**Task description:** Copy every line from the data below in which the string "北京理工大学" can be found.

**Supplied information:**
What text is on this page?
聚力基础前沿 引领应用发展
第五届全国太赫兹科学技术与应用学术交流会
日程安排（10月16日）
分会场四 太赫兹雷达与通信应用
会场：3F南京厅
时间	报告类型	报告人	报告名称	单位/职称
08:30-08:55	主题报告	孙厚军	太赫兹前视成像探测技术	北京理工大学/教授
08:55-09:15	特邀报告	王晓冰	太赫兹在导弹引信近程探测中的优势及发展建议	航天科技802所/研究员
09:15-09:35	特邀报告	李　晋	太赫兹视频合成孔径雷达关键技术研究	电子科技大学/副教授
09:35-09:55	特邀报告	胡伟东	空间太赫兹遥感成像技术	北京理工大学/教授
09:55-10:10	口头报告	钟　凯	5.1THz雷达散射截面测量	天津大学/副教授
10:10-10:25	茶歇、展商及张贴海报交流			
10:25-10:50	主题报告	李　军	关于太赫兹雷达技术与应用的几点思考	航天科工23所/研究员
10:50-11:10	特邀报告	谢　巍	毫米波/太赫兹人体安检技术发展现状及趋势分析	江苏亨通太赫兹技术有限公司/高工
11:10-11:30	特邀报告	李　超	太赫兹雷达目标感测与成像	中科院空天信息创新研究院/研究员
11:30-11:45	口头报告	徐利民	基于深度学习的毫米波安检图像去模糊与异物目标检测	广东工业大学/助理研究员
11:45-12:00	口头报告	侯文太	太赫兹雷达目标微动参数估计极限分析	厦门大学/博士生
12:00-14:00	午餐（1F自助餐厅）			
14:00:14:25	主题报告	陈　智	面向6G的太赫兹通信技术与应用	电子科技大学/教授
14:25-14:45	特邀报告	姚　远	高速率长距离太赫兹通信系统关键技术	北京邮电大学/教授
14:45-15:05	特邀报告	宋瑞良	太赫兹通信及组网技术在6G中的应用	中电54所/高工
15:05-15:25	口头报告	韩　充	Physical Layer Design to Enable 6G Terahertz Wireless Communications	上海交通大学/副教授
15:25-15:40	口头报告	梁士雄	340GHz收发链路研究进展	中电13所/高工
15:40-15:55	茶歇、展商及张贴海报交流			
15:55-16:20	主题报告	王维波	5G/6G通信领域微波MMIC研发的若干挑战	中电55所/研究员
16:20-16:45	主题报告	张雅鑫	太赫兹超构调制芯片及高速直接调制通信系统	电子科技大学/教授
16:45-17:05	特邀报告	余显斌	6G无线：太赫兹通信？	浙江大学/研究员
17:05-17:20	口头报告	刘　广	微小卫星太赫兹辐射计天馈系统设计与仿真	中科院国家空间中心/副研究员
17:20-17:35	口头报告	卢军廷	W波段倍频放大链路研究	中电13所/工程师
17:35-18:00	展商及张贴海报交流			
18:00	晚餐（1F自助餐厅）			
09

**Solved exercise:**
08:30-08:55	主题报告	孙厚军	太赫兹前视成像探测技术	北京理工大学/教授
09:35-09:55	特邀报告	胡伟东	空间太赫兹遥感成像技术	北京理工大学/教授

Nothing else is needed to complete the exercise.